Tarea a resolver:
Copia al pie de la letra el pasaje de la reseña sobre Ciudad de Dios que arranca en las palabras "No es un dato" y termina después de "objeciones al film.".

No es un dato menor. Que una película latinoamericana acceda a la distribución de una de las denominadas majors implica que esa compañía transnacional encuentra en el film no sólo una realización con un standard técnico equivalente al de una producción de Hollywood, sino también un lenguaje cinematográfico afín, capaz de captar un público lo suficientemente amplio como para justificar las amplias bocas de salida de las que dispone en las salas de los centros comerciales. Este dato de la realidad, sin embargo, no debe llevar a engaño: en su brutal descripción de la violencia como forma de vida cotidiana, Ciudad de Dios no puede considerarse una película fácil, ni necesariamente complaciente. Pero es en el modo, en la manera de representar esa violencia que pueden hacerse las mayores objeciones al film.
No se le puede negar a Ciudad de Dios el virtuosismo de sus elipsis narrativas y la compleja estructura coral con que da cuenta de las vidas
–y las muertes– de un grupo de amigos de la infancia que, a medida que la década del ‘60 va dejando paso a la del ‘70 y luego a la del ‘80, se van convirtiendo en peligrosísimos malandras (salvo Buscapé, un muchacho que tiene la responsabilidad de ser el narrador del film y que hará de la fotografía su salvoconducto para salir de ese infierno con nombre celestial). Pero la estética claramente tributaria del videoclip y de la MTV con que Ciudad de Dios va haciendo progresar vertiginosamente su trama, amenaza una y otra vez con banalizar aquello que dice ser objeto de su preocupación.
No todos piensan lo mismo, por supuesto. Para el crítico brasileño Carlos Alberto Mattos, “Meirelles y Lund se exponen al escarnio de la crítica por abrazar un lenguaje estrictamente moderno, que hace largo uso del aparato cinematográfico universal (inclusive Scorsese, Tarantino, etc.) para ampliar el alcance emocional y descriptivo de su cine”. Para Mattos, si los directores “no fuesen tan competentes no suscitarían reacciones tan estridentes. Estarían más conformes con la expectativa de un cine más humilde, sufrido y, ahí sí, comprometido”.

Datos de segmentación de la página
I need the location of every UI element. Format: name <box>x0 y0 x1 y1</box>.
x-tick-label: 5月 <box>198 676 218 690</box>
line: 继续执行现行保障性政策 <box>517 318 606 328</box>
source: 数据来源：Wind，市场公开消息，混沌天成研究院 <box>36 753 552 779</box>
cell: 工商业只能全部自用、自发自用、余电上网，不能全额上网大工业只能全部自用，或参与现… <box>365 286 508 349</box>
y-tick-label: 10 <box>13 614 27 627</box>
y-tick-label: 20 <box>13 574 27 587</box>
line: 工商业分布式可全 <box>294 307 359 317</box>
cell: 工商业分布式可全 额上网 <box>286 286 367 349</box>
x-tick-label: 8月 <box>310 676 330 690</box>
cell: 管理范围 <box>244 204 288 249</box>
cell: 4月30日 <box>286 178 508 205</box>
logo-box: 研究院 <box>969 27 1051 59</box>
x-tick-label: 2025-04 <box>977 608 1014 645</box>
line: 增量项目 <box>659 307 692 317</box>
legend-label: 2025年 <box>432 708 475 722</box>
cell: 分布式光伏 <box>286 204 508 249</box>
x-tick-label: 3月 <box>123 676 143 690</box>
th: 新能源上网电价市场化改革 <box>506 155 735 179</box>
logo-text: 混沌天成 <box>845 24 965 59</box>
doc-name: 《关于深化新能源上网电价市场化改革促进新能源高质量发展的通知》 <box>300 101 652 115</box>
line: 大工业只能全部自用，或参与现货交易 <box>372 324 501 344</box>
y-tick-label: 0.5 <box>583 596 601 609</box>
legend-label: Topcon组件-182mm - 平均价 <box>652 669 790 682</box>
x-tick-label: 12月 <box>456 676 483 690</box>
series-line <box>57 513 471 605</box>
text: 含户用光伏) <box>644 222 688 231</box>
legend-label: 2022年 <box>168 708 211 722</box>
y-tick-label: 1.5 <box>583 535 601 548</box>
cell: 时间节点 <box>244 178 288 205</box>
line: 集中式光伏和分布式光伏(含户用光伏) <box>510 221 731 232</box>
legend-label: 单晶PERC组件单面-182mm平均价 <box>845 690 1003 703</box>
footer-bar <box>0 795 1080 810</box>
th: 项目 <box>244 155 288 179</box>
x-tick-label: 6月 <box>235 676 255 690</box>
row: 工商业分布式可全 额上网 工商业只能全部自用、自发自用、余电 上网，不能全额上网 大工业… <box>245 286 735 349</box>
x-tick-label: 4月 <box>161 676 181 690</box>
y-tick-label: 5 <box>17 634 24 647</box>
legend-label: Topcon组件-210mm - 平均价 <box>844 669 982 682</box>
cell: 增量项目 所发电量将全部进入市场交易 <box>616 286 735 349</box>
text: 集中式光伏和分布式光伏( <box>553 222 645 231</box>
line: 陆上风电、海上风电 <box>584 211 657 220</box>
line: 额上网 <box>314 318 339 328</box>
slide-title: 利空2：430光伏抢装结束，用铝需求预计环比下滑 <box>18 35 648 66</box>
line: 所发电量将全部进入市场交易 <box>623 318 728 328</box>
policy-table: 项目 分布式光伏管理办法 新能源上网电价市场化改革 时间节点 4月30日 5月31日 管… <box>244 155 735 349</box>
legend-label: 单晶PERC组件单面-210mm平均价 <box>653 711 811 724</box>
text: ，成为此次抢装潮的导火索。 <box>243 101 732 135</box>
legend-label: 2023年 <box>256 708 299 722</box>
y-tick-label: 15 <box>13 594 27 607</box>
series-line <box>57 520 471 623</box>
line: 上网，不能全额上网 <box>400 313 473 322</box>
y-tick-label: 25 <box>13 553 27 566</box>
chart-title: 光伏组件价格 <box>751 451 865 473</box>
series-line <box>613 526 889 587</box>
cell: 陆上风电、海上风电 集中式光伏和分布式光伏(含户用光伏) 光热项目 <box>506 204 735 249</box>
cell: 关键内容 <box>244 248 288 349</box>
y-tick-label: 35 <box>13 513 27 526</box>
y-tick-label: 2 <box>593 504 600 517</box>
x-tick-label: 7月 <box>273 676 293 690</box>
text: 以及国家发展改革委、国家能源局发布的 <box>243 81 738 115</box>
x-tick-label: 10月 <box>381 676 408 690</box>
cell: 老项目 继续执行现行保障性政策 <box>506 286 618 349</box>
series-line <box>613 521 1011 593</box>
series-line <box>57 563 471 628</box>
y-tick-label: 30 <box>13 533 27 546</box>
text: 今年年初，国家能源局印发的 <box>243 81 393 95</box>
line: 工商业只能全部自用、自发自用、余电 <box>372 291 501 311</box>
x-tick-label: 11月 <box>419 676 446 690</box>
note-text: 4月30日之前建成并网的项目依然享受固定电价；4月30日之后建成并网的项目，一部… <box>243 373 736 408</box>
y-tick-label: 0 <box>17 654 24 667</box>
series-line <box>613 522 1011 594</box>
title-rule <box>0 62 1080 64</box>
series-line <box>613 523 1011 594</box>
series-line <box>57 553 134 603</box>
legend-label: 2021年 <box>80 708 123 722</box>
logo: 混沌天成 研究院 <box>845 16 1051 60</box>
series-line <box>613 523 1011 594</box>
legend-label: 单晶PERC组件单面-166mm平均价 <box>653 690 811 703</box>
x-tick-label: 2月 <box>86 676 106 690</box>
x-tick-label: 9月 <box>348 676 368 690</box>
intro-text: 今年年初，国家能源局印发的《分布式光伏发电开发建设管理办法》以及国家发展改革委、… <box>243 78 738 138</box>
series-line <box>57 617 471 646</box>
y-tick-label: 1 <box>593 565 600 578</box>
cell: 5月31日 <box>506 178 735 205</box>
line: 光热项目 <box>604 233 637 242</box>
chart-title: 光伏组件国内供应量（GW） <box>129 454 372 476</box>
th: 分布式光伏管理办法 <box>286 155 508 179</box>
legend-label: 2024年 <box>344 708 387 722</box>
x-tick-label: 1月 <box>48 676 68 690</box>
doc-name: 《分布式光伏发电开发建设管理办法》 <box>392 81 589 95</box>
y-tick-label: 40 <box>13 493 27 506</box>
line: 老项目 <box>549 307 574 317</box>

Resultado:
No es un dato menor. Que una película latinoamericana acceda a la distribución de una de las denominadas majors implica que esa compañía transnacional encuentra en el film no sólo una realización con un standard técnico equivalente al de una producción de Hollywood, sino también un lenguaje cinematográfico afín, capaz de captar un público lo suficientemente amplio como para justificar las amplias bocas de salida de las que dispone en las salas de los centros comerciales. Este dato de la realidad, sin embargo, no debe llevar a engaño: en su brutal descripción de la violencia como forma de vida cotidiana, Ciudad de Dios no puede considerarse una película fácil, ni necesariamente complaciente. Pero es en el modo, en la manera de representar esa violencia que pueden hacerse las mayores objeciones al film.